* Your task *
Copy the following records line for line, without changing anything.

>> start Data supplied

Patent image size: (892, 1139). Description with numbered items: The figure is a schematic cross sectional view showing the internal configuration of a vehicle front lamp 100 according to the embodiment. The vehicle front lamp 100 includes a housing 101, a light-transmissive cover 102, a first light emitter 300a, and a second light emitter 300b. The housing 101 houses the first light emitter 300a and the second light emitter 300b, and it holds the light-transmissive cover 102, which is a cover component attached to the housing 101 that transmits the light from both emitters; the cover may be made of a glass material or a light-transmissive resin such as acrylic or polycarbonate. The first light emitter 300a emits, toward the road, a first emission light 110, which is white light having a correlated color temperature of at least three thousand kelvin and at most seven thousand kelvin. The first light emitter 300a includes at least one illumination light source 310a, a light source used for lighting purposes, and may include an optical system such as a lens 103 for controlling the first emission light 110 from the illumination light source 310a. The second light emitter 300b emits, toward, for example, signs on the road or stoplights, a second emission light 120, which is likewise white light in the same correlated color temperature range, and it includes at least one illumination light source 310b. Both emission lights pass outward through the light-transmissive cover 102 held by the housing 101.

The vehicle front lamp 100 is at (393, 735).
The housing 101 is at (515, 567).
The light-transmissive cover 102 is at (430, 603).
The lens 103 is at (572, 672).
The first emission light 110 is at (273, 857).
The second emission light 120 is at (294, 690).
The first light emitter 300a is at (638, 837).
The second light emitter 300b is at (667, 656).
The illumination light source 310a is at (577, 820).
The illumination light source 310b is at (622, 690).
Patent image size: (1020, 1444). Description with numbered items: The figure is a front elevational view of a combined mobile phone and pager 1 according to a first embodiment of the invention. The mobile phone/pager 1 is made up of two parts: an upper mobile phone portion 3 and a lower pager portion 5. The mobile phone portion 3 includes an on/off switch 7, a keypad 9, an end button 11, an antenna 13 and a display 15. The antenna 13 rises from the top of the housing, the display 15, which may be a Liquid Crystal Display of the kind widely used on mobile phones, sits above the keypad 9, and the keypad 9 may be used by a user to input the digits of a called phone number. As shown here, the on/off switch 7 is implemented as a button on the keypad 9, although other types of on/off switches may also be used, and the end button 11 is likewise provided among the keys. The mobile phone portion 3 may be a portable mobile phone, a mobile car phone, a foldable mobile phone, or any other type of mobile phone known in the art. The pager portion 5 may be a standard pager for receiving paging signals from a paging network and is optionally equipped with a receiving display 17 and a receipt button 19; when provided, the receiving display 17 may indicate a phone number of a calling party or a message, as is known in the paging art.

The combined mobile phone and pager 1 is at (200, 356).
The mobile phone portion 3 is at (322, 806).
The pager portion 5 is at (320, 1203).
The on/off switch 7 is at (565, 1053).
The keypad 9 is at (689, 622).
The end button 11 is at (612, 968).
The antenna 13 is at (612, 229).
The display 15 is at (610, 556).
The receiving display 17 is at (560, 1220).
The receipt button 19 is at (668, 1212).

>> end Data supplied

* Solution to this exercise *
Patent image size: (892, 1139). Description with numbered items: The figure is a schematic cross sectional view showing the internal configuration of a vehicle front lamp 100 according to the embodiment. The vehicle front lamp 100 includes a housing 101, a light-transmissive cover 102, a first light emitter 300a, and a second light emitter 300b. The housing 101 houses the first light emitter 300a and the second light emitter 300b, and it holds the light-transmissive cover 102, which is a cover component attached to the housing 101 that transmits the light from both emitters; the cover may be made of a glass material or a light-transmissive resin such as acrylic or polycarbonate. The first light emitter 300a emits, toward the road, a first emission light 110, which is white light having a correlated color temperature of at least three thousand kelvin and at most seven thousand kelvin. The first light emitter 300a includes at least one illumination light source 310a, a light source used for lighting purposes, and may include an optical system such as a lens 103 for controlling the first emission light 110 from the illumination light source 310a. The second light emitter 300b emits, toward, for example, signs on the road or stoplights, a second emission light 120, which is likewise white light in the same correlated color temperature range, and it includes at least one illumination light source 310b. Both emission lights pass outward through the light-transmissive cover 102 held by the housing 101.

The vehicle front lamp 100 is at (393, 735).
The housing 101 is at (515, 567).
The light-transmissive cover 102 is at (430, 603).
The lens 103 is at (572, 672).
The first emission light 110 is at (273, 857).
The second emission light 120 is at (294, 690).
The first light emitter 300a is at (638, 837).
The second light emitter 300b is at (667, 656).
The illumination light source 310a is at (577, 820).
The illumination light source 310b is at (622, 690).
Patent image size: (1020, 1444). Description with numbered items: The figure is a front elevational view of a combined mobile phone and pager 1 according to a first embodiment of the invention. The mobile phone/pager 1 is made up of two parts: an upper mobile phone portion 3 and a lower pager portion 5. The mobile phone portion 3 includes an on/off switch 7, a keypad 9, an end button 11, an antenna 13 and a display 15. The antenna 13 rises from the top of the housing, the display 15, which may be a Liquid Crystal Display of the kind widely used on mobile phones, sits above the keypad 9, and the keypad 9 may be used by a user to input the digits of a called phone number. As shown here, the on/off switch 7 is implemented as a button on the keypad 9, although other types of on/off switches may also be used, and the end button 11 is likewise provided among the keys. The mobile phone portion 3 may be a portable mobile phone, a mobile car phone, a foldable mobile phone, or any other type of mobile phone known in the art. The pager portion 5 may be a standard pager for receiving paging signals from a paging network and is optionally equipped with a receiving display 17 and a receipt button 19; when provided, the receiving display 17 may indicate a phone number of a calling party or a message, as is known in the paging art.

The combined mobile phone and pager 1 is at (200, 356).
The mobile phone portion 3 is at (322, 806).
The pager portion 5 is at (320, 1203).
The on/off switch 7 is at (565, 1053).
The keypad 9 is at (689, 622).
The end button 11 is at (612, 968).
The antenna 13 is at (612, 229).
The display 15 is at (610, 556).
The receiving display 17 is at (560, 1220).
The receipt button 19 is at (668, 1212).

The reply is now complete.